- Short exercise
Show all lines from the data that include the word "ageing".

++++++

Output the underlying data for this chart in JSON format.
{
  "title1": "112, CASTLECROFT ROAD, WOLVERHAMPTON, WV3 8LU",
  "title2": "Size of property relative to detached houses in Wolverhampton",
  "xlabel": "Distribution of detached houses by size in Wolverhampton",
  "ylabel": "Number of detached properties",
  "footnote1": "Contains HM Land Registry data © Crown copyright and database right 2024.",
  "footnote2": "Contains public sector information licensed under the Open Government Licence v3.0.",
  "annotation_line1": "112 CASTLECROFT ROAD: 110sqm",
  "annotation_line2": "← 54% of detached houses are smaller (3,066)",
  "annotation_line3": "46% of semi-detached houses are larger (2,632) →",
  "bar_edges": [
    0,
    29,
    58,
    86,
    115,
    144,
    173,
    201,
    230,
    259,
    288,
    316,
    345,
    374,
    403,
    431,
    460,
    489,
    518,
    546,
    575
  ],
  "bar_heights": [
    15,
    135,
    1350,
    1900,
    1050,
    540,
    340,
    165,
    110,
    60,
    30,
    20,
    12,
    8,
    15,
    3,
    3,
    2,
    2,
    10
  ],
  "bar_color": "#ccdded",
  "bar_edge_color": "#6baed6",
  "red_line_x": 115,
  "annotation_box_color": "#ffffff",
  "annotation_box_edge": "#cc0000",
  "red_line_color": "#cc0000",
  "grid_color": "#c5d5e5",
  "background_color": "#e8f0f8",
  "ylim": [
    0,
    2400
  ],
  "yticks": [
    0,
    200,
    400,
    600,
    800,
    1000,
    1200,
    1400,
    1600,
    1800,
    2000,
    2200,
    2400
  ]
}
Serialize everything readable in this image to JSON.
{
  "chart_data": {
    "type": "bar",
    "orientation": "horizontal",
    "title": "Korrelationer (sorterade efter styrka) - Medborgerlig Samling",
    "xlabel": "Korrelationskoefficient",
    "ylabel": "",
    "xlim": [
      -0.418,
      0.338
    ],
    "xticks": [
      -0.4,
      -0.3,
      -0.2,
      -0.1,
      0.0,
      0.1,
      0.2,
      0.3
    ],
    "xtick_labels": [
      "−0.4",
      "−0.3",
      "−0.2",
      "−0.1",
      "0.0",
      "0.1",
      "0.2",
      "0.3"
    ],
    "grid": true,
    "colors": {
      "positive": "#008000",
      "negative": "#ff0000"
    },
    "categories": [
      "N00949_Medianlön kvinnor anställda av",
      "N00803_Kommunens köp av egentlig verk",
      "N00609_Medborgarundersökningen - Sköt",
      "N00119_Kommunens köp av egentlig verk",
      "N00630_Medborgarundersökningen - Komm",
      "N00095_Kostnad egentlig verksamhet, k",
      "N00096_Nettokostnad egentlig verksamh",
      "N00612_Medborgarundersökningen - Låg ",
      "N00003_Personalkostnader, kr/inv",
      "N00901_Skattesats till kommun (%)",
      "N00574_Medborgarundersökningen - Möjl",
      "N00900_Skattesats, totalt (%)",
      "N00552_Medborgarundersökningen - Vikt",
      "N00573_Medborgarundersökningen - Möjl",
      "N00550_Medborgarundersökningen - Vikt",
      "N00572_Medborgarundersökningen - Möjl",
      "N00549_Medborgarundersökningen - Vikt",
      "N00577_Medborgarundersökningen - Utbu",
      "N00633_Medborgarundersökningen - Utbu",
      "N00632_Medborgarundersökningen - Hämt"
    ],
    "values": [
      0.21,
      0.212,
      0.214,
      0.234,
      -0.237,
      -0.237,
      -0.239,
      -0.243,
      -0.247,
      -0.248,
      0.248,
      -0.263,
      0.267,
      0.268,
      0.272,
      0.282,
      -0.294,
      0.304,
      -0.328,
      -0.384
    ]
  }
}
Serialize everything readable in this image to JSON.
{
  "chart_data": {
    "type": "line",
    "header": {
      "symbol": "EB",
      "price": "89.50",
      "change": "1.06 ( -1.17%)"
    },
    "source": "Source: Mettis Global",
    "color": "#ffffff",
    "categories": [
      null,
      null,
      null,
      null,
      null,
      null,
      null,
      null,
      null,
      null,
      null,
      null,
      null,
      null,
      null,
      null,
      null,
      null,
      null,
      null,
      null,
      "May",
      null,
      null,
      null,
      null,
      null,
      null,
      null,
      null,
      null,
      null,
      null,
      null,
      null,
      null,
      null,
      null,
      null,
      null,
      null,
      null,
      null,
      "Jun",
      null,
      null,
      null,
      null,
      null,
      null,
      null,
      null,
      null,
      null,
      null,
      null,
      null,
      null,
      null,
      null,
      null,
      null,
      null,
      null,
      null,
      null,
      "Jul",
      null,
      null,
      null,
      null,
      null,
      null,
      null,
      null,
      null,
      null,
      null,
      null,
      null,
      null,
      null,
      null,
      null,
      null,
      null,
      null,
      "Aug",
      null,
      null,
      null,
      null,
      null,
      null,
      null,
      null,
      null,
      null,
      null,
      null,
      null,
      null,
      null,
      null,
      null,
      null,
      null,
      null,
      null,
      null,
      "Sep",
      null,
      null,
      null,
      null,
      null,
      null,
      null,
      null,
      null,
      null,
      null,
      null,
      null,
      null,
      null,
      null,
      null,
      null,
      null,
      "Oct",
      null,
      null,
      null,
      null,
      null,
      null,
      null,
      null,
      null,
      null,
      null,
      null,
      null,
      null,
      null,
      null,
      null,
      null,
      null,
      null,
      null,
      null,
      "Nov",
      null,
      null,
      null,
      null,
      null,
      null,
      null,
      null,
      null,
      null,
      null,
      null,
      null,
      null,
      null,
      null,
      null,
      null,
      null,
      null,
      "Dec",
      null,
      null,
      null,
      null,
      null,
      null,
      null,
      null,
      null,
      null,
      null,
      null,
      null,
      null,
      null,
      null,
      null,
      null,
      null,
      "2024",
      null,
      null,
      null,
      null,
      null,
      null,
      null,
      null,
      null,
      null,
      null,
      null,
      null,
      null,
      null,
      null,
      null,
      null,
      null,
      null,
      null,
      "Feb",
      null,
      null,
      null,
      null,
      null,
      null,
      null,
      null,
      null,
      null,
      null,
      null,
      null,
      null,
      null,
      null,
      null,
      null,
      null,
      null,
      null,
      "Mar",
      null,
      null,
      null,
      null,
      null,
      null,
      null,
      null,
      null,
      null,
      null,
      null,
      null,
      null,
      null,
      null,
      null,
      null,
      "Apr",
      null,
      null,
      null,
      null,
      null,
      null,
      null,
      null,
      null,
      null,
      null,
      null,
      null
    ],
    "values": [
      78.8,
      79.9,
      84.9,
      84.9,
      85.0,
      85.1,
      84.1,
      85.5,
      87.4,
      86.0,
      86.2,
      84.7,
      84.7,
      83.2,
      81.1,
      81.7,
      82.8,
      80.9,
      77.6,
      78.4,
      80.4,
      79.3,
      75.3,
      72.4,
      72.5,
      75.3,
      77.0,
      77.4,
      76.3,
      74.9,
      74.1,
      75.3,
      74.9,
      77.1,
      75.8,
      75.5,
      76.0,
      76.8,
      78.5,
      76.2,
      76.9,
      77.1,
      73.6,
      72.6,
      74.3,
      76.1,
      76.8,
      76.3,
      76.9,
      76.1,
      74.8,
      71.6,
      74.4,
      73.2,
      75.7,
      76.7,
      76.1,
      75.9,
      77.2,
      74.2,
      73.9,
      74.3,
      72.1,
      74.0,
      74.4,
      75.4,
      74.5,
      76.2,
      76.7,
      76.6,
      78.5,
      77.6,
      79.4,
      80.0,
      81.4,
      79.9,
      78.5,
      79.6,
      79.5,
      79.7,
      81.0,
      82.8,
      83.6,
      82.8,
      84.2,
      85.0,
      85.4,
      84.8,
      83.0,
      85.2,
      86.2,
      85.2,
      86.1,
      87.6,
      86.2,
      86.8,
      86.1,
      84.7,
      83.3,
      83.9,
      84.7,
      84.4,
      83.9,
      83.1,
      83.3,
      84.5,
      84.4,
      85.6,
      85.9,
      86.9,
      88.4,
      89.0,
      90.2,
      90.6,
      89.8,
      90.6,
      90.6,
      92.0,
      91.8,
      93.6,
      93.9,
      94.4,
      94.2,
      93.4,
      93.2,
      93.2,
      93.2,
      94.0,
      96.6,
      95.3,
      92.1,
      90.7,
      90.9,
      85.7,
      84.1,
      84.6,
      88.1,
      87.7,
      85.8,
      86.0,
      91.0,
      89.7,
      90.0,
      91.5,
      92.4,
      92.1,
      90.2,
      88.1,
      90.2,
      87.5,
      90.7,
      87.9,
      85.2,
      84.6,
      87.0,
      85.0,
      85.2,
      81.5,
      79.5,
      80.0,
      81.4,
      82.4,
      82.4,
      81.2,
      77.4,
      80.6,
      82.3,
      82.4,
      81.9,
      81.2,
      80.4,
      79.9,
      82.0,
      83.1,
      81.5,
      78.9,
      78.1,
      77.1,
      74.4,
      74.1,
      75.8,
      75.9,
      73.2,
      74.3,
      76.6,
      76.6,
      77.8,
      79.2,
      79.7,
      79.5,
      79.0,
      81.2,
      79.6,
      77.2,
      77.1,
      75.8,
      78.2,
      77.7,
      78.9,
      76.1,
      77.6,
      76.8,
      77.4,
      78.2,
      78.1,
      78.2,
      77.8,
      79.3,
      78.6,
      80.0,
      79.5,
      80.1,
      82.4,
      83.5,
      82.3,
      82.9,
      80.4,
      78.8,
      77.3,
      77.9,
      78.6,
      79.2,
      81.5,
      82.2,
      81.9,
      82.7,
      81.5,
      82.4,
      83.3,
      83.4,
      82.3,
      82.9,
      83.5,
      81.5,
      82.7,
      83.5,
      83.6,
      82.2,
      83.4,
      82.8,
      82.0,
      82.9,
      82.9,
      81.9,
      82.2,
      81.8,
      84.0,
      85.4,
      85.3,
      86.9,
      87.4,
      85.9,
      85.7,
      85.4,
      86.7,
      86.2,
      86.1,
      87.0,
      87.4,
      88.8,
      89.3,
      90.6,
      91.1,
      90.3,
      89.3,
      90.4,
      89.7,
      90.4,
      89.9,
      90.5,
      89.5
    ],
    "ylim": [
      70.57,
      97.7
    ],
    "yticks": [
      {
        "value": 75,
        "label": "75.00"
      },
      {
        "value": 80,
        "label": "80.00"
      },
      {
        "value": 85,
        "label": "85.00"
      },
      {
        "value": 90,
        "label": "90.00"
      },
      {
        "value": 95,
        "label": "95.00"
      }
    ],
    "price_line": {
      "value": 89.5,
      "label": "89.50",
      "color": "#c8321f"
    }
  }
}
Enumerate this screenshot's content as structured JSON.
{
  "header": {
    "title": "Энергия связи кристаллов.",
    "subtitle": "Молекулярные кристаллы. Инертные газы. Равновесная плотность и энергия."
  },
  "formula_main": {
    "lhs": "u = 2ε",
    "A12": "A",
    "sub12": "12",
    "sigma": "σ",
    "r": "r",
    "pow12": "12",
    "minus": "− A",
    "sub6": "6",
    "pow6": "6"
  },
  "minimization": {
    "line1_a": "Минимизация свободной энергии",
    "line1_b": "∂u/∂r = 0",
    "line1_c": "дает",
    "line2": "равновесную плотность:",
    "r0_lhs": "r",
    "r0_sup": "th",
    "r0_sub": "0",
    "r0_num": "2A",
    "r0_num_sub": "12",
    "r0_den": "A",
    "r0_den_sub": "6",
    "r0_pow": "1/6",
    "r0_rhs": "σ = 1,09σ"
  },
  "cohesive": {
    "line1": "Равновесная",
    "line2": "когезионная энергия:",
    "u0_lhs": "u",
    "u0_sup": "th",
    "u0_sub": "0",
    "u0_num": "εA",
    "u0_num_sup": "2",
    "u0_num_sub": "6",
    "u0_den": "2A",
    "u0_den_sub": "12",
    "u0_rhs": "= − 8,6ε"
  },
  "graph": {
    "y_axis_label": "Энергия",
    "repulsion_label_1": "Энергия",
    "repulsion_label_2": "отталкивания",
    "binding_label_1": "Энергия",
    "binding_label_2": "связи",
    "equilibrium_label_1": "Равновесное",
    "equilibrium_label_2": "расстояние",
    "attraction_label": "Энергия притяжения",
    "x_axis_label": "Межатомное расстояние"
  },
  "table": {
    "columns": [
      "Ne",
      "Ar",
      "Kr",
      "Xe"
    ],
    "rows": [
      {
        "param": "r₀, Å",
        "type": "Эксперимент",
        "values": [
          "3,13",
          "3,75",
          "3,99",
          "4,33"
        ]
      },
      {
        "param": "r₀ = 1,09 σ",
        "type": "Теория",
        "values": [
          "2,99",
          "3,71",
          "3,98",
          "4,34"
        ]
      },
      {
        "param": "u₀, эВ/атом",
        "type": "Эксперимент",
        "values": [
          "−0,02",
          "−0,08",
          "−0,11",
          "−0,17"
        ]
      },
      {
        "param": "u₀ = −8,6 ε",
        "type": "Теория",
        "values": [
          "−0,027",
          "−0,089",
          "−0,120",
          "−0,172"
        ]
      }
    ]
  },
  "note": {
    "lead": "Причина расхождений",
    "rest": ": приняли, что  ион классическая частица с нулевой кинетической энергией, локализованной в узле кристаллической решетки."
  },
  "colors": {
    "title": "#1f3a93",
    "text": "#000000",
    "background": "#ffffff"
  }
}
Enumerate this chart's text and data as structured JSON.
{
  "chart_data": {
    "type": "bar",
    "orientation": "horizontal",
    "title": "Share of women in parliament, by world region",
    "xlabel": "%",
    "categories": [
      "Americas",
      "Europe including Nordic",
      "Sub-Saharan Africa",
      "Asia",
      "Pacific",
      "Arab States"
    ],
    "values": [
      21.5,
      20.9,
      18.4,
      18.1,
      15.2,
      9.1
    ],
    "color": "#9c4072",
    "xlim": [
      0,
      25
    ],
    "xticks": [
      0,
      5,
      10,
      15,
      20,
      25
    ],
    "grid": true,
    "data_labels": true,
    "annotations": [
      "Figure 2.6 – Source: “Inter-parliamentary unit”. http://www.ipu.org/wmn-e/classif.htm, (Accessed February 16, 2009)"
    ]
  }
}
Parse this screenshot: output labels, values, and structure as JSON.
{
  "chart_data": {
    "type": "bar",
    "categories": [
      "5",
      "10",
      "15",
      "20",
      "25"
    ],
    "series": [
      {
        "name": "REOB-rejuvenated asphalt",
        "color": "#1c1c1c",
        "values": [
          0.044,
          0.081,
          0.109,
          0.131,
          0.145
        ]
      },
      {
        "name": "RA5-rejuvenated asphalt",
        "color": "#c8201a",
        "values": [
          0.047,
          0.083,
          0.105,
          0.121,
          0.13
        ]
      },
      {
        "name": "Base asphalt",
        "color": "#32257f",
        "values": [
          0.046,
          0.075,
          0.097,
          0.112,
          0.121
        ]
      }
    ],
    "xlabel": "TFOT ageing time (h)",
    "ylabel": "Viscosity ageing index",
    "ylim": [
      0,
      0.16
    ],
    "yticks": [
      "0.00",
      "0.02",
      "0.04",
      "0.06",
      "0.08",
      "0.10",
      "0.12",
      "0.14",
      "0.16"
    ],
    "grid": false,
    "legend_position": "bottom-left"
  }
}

++++++

- The reply
    "xlabel": "TFOT ageing time (h)",
    "ylabel": "Viscosity ageing index",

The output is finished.